# Task:
Answer these from the text on LGBT Catholics and Cardinal Dolan:
(a) At which parish is Michael Pettinger a parishioner?
(b) In what month and year did Joseph Amodeo meet with Cardinal Dolan?
(c) What does Amodeo call "the greatest protest of all" that occurs in churches every Sunday?

# Quoted text:
=====

Michael Pettinger, a gay parishioner at St. Francis Xavier parish, Manhattan, wrote an open letter to Cardinal Dolan, reminding the prelate not to pre-judge an entire group of people:

“So what about queer Catholics? From what should they wash their hands? Your Eminence, I can’t answer that question without looking closely at the lives of each and everyone one of them. Neither can you. They are so varied, and have been so long ignored by the Church hierarchy, that there is no one place in the Tradition to which I can point and say, ‘Look there.’ The one thing I can say is that Nature — which might be the God of some atheists, but is certainly not our God — is not the standard by which to understand the lives of LGBT Catholics. Look for grace instead. If you want to see what God is making with our lives and our loves, if you want to help us grow further in that love, you need to spend more time listening to us. A lot more time.

“And you need to share what you hear with our brothers and sisters across the globe. Because the real challenge we face as a Church is not an attitude of ‘anything goes.’ Our real problem is that, like the resentful brother in the parable of the Prodigal Son, we are all afraid that someone is getting away with something while we are being good. Till he comes again, Jesus has placed you and your brother bishops, our elder siblings, in the role of the Father, who needs to tell us all, ‘Rejoice! Your brothers and sisters, married, celibate, and queer, were all dead, and now they are all alive!’ “

Joseph Amodeo

Joseph Amodeo

Joseph Amodeo, the actions’ organizer, reflected on these witnesses by putting them in the context of a November 2012 meeting he had with Cardinal Dolan about welcoming LGBT people into the church:

“Toward the end of our time together, Cardinal Dolan asked me what I expected him to do in light of Church teaching. In turn, I asked Cardinal Dolan to write a letter of welcome to the gay community. I suggested that he avoid sexuality and instead focus on the person. To my surprise, he agreed to write the letter and suggested that Catholic New York or his blog might be an appropriate venue. It’s what he said next that caught me off-guard: He said that he would share the letter with me in advance so as to make sure that it would be viewed as pastoral and sensitive to the LGBT experience. Sadly, that is not what ended up happening. And I wouldn’t mind if the resulting letter was a ‘welcome,’ but his recent blog post, ‘All Are Welcome,’ came with caveats and conditions. In many ways, a welcome with conditions is no welcome at all.”

Though the actions have been called “protests,” Amodeo explained that protest is not the intent, but that they are there to witness to human dignity:

“Lastly, over the past few days, I have been reflecting on the greatest protest of all that occurs in churches around the country every Sunday: the sign of peace. In that moment, Christians around the world protest the very barriers that on the surface appear to divide us. At the instance upon which we share the sign of peace, we protest a world of judgment and violence to discover a moment of serenity defined not by differences, but by our common humanity.

=====

# Stored records:
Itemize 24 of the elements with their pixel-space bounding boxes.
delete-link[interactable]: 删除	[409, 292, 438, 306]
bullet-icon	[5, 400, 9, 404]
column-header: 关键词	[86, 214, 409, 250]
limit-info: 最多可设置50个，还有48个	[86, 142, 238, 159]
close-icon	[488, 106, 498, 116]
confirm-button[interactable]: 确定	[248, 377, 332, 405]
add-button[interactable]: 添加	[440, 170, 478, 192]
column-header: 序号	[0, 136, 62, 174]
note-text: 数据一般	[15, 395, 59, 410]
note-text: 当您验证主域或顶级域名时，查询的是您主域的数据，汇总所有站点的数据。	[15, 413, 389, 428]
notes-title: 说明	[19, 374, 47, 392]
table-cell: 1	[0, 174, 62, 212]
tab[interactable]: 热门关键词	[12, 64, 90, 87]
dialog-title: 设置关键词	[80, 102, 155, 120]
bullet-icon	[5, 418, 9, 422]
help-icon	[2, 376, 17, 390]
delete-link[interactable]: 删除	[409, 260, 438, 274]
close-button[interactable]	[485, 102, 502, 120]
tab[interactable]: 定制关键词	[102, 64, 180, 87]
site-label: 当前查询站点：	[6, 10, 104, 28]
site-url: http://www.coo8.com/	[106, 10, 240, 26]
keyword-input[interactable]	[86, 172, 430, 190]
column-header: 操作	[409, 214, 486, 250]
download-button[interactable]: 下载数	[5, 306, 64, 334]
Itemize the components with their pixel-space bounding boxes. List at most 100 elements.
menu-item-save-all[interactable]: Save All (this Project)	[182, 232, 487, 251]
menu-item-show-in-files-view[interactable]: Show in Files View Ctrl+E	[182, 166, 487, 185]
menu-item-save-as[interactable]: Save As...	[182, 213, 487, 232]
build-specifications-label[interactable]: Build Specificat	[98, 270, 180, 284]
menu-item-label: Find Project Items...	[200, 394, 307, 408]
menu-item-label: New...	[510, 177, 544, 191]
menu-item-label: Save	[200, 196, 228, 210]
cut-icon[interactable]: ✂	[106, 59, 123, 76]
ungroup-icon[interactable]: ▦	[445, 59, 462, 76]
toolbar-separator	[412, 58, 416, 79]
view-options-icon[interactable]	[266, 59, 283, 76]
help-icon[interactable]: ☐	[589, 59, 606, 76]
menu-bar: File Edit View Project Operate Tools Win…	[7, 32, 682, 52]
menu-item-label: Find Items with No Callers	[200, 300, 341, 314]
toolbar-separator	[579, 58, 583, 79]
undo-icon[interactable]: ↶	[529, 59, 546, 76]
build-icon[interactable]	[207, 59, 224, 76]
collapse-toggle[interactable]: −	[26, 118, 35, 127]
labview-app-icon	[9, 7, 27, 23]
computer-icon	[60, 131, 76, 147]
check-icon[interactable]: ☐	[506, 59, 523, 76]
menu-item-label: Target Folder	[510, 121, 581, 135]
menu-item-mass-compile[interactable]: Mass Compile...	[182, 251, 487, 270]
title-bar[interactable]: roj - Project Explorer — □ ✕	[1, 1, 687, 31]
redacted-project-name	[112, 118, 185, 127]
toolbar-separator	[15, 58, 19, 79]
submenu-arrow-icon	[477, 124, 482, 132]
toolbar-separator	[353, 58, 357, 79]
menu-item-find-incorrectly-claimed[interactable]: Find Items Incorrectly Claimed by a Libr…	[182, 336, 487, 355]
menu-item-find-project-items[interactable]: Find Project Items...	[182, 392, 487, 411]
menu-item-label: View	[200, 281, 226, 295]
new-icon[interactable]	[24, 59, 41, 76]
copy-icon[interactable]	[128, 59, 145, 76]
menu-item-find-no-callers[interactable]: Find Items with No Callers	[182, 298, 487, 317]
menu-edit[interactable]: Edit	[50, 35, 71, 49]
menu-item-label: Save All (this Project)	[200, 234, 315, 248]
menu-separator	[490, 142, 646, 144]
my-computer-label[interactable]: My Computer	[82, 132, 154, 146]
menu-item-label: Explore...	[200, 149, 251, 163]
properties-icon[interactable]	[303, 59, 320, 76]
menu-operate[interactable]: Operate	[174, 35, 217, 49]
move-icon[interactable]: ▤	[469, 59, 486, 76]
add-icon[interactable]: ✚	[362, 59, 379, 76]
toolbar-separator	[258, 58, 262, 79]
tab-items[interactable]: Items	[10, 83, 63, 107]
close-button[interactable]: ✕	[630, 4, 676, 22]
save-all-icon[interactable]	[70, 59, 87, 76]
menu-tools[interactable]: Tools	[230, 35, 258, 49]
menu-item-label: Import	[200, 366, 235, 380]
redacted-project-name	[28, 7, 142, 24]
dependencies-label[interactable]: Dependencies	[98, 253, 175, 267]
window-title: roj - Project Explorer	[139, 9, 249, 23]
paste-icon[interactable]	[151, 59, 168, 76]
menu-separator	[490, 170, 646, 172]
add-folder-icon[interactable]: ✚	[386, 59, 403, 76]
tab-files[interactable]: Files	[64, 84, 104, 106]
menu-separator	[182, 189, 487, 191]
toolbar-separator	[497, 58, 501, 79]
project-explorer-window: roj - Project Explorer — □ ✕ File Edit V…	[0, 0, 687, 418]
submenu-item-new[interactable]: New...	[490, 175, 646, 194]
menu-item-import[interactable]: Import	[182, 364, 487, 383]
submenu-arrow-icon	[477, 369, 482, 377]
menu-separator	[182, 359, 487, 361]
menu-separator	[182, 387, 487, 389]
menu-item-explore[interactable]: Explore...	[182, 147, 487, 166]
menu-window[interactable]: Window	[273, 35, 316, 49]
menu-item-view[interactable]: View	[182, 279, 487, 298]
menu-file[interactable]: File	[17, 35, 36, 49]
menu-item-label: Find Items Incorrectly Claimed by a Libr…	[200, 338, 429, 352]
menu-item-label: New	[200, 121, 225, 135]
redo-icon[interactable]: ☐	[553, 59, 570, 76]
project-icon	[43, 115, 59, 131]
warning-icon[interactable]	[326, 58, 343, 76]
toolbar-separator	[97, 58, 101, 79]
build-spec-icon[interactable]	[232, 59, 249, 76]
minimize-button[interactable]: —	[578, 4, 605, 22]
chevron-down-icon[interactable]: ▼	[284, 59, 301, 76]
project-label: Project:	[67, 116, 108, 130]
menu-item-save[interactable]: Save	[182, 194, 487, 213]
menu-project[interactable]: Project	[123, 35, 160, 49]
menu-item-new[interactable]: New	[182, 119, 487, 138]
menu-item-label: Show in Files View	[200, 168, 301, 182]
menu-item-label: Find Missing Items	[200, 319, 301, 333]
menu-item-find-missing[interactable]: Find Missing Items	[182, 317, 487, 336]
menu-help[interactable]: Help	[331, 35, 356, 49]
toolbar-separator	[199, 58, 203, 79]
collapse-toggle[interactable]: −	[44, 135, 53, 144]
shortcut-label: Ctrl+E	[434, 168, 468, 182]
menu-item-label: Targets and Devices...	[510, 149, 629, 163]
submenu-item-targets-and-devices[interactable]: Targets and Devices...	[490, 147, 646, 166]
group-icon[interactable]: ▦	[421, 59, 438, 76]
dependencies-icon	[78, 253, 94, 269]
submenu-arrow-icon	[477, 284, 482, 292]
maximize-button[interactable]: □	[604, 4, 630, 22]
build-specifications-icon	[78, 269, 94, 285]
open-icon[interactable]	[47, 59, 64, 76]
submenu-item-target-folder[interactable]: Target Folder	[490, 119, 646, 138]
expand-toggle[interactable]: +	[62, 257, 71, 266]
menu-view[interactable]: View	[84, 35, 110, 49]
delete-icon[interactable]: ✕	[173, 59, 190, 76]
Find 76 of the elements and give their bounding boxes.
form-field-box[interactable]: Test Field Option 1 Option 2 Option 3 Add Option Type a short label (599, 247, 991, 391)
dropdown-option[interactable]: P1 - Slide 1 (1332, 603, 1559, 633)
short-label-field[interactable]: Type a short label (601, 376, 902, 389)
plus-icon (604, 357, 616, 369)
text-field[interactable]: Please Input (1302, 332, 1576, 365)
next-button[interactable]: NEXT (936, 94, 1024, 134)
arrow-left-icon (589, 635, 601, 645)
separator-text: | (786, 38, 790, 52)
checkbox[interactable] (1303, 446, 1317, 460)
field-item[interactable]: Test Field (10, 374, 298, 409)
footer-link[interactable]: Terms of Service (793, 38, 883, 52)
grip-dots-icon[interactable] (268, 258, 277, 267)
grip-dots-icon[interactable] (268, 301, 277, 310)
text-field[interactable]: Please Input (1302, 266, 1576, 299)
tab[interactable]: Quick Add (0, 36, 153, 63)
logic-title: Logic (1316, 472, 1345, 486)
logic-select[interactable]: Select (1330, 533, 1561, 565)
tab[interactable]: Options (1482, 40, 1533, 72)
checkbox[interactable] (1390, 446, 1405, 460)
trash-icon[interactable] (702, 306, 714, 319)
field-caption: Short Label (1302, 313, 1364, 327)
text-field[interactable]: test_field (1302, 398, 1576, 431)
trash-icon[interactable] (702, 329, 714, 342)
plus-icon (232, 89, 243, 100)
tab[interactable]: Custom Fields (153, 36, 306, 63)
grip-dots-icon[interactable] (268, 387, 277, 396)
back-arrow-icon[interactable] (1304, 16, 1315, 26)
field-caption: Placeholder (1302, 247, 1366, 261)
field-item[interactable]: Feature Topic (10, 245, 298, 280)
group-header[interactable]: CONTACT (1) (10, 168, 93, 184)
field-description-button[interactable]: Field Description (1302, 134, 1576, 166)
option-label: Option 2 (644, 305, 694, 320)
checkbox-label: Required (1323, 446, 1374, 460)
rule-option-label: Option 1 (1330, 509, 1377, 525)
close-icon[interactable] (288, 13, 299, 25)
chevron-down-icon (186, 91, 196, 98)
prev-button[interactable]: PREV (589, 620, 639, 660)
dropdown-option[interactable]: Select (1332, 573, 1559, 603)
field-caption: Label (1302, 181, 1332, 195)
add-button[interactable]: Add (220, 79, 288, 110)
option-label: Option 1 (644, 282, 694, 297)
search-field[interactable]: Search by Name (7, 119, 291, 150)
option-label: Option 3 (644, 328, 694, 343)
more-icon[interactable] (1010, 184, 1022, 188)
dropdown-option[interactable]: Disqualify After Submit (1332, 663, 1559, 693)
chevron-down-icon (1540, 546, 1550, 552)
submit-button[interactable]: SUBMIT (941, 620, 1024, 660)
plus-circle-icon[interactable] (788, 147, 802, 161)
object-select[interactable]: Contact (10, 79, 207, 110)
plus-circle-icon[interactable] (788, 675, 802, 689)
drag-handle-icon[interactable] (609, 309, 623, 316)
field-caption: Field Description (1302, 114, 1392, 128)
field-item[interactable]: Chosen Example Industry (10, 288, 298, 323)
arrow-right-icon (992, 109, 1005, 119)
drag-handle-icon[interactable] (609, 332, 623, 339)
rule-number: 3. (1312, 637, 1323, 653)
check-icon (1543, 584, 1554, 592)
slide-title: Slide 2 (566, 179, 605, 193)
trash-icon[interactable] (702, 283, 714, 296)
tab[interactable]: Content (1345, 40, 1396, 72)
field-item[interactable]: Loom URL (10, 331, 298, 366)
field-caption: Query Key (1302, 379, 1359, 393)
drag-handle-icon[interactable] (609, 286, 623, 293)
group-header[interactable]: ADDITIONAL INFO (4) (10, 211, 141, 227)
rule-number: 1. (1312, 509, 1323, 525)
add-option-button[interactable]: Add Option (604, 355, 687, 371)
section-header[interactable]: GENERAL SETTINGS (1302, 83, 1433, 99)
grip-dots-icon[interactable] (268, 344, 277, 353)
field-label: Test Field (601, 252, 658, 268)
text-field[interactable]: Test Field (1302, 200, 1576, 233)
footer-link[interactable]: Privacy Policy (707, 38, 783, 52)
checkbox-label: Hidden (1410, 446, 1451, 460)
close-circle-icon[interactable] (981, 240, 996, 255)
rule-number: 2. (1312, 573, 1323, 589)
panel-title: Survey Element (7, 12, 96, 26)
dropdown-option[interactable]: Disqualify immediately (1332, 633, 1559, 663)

=====

# Problem solution:
(a) St. Francis Xavier parish, Manhattan
(b) November 2012
(c) The sign of peace